Brief » Tell how many lines in the data below hold the string "Boolean"; give nothing but the number.

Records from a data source
--- --- ---

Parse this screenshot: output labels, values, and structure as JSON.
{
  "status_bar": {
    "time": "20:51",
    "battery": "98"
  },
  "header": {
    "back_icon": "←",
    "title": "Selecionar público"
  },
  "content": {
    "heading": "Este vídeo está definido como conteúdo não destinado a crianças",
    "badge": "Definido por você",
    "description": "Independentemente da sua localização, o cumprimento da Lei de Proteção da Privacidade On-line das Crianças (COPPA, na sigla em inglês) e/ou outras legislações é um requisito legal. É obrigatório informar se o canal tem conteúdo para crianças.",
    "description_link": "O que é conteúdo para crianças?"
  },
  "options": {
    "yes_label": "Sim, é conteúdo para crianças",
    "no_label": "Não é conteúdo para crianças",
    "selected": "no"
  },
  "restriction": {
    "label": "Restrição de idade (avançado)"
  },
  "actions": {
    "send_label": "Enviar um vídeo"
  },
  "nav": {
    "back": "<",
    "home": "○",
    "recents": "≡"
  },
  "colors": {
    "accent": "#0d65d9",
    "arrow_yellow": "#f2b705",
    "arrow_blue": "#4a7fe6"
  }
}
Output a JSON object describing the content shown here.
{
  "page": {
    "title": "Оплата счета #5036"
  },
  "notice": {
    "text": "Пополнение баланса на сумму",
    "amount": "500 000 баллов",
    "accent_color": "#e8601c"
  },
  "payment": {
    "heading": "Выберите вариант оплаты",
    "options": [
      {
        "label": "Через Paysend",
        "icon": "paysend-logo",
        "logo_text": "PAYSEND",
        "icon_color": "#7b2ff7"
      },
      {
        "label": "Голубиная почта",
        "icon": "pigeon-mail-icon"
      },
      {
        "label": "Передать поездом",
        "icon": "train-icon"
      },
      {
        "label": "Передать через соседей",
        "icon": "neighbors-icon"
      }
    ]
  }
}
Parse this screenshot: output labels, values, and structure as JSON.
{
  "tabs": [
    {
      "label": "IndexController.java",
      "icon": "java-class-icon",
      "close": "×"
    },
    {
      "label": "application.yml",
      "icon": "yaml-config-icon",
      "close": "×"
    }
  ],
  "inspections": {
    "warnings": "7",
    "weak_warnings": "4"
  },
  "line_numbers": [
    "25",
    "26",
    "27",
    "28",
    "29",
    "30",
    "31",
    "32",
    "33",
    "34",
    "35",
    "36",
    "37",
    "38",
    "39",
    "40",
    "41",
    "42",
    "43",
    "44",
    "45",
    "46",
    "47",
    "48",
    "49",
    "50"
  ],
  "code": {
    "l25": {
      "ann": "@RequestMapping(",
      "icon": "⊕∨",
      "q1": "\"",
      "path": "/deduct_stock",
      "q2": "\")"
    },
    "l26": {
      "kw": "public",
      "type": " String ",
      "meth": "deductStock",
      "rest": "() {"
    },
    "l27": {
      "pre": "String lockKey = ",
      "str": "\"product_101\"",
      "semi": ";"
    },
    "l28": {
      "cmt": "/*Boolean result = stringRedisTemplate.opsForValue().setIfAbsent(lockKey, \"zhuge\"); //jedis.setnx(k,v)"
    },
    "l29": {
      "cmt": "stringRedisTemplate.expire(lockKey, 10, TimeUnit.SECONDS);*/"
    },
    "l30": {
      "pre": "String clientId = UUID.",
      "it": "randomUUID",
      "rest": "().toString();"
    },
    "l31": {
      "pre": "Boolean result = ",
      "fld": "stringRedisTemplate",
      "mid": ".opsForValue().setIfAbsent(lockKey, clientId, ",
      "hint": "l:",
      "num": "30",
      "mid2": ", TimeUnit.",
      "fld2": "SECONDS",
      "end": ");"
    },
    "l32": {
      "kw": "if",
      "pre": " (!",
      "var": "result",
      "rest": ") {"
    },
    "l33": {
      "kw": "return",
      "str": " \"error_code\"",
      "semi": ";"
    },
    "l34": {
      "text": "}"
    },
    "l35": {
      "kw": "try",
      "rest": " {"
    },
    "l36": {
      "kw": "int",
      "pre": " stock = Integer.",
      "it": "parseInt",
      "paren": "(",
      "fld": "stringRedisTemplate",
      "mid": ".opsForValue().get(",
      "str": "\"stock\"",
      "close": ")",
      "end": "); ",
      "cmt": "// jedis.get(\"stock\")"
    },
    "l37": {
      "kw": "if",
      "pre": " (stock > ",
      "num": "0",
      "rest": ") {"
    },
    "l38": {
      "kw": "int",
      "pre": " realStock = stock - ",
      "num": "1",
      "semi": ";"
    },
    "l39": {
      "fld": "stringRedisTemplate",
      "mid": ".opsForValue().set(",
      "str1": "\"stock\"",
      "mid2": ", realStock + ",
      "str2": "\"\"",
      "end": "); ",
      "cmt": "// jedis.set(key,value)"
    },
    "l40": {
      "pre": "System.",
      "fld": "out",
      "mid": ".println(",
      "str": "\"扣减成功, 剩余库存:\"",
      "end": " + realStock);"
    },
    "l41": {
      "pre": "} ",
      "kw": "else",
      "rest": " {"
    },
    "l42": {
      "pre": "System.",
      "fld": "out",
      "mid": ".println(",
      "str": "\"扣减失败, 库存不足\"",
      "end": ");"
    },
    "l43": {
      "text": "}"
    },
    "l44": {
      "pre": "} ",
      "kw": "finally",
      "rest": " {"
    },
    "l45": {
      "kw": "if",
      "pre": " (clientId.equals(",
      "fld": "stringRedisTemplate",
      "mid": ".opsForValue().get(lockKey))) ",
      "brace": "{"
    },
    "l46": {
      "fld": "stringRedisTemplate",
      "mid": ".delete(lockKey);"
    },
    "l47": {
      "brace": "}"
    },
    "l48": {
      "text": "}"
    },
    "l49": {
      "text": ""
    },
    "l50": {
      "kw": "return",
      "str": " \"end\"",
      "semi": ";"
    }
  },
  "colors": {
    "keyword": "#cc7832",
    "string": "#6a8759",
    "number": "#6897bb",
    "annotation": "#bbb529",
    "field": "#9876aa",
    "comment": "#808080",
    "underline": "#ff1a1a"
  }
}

--- --- ---

Answer below » 2